*EXTRACTED INFORMATION*:

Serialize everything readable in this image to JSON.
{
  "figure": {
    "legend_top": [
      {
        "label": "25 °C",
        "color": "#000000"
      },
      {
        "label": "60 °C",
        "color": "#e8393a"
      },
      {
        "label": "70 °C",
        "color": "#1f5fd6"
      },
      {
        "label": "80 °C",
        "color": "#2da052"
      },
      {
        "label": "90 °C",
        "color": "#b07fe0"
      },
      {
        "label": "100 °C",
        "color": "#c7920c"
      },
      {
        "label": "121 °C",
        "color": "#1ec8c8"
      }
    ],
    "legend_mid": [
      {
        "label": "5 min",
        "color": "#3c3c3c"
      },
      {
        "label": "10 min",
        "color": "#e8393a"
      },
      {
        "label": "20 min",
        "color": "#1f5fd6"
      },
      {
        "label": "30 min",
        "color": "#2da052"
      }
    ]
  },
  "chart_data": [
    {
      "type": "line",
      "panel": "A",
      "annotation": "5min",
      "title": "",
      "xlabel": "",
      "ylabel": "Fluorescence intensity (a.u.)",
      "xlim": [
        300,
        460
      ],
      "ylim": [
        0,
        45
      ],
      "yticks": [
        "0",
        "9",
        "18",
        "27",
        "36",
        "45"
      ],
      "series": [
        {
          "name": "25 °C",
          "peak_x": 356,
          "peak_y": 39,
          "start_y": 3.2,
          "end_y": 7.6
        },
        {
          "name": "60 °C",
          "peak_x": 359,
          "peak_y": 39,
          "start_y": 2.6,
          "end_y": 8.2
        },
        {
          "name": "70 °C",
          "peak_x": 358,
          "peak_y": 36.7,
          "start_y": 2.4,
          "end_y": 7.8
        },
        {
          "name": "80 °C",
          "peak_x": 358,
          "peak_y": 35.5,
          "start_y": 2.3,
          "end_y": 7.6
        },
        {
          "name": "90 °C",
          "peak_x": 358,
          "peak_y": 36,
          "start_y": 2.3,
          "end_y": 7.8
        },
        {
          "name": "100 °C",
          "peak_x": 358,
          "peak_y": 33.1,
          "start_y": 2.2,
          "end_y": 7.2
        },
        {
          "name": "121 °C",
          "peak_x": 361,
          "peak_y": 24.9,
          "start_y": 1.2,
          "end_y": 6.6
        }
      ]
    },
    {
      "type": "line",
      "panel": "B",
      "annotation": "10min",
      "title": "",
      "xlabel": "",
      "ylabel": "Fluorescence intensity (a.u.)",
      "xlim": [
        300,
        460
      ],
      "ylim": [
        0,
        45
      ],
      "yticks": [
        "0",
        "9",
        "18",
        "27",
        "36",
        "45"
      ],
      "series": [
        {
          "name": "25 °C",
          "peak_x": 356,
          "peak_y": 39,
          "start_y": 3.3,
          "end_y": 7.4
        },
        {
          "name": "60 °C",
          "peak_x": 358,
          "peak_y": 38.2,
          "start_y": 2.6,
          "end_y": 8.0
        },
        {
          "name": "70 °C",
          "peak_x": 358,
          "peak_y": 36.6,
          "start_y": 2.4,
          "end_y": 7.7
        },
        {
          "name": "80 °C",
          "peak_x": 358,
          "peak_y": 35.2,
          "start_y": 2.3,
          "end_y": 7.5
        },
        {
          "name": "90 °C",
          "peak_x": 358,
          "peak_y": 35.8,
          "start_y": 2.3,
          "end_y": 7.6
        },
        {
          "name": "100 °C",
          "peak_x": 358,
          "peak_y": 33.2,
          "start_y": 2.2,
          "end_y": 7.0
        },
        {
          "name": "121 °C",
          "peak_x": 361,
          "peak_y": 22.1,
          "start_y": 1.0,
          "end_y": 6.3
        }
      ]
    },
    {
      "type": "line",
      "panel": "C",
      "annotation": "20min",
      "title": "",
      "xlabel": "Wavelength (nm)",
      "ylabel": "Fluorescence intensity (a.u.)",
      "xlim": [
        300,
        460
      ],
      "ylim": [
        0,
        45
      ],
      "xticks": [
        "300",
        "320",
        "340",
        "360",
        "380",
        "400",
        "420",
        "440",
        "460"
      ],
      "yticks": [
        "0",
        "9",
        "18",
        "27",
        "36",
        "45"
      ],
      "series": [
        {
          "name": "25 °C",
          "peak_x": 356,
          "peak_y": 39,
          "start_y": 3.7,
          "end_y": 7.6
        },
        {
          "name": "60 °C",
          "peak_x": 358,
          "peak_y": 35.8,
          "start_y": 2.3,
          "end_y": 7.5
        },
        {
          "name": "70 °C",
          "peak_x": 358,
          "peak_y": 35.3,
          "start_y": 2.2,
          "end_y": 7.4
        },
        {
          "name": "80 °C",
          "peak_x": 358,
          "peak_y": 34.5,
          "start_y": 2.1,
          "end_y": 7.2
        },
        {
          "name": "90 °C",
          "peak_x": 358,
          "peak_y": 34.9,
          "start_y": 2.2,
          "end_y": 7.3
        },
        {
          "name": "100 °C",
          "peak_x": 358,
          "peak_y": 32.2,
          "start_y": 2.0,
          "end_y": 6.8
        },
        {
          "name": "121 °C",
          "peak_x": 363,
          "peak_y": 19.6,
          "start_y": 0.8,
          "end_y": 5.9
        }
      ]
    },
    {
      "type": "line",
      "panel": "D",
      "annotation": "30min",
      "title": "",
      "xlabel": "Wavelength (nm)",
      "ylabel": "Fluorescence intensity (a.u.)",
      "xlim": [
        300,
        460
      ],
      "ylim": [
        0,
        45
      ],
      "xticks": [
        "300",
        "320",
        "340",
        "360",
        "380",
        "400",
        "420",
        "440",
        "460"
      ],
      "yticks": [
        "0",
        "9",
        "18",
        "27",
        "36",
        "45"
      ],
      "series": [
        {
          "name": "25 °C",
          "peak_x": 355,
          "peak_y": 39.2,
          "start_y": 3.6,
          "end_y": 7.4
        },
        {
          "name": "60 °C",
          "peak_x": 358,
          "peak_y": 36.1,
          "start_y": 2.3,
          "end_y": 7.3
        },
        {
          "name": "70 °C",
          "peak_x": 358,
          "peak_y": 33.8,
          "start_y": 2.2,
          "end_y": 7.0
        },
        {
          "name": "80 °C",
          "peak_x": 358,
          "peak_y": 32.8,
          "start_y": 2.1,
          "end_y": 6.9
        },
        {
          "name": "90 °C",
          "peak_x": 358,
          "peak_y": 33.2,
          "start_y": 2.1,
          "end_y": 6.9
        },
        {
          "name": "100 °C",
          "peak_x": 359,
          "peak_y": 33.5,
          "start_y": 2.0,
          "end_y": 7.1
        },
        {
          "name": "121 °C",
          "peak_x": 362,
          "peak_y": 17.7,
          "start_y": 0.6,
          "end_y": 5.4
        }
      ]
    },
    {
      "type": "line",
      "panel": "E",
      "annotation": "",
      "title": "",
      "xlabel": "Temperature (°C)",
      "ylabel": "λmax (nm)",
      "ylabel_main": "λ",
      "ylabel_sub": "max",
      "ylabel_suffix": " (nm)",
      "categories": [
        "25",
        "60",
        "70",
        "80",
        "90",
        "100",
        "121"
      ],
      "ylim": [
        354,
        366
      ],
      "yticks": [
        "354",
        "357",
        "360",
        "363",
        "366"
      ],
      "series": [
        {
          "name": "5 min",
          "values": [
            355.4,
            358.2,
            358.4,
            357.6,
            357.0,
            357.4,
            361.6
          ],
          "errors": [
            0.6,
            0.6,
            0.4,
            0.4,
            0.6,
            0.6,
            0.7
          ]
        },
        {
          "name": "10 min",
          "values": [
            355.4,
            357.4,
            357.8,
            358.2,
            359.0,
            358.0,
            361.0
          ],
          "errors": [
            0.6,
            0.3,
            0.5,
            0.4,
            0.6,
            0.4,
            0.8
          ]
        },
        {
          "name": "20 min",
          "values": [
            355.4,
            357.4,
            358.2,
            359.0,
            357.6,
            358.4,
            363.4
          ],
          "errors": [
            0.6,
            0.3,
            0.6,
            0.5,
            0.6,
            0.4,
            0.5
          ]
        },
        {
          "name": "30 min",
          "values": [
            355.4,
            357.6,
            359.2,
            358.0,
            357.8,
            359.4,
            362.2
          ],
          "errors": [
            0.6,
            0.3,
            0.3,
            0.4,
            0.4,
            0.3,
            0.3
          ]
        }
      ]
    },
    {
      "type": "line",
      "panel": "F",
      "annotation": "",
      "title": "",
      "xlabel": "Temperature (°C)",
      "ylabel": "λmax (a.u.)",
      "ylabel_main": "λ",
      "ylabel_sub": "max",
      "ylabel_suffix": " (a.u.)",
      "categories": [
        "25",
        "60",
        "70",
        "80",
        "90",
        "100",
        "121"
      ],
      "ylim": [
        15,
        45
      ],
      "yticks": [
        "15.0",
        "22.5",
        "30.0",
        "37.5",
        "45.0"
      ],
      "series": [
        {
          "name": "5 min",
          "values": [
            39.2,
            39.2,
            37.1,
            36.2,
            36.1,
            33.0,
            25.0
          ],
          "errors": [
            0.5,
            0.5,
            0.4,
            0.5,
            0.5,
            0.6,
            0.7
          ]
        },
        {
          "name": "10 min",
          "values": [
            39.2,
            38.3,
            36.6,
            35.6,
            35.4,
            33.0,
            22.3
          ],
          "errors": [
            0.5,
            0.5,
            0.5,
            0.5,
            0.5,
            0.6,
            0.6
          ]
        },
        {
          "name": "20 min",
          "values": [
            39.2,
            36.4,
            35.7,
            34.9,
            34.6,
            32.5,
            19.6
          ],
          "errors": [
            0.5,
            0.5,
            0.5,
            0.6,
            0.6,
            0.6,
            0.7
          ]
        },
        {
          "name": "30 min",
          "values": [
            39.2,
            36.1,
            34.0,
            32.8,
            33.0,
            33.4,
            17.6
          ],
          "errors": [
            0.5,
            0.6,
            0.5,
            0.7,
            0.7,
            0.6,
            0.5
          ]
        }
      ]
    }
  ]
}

*WRITTEN TASK*:
Copy out each line that contains the word "annotation".

*TASK ANSWER*:
      "annotation": "5min",
      "annotation": "10min",
      "annotation": "20min",
      "annotation": "30min",
      "annotation": "",
      "annotation": "",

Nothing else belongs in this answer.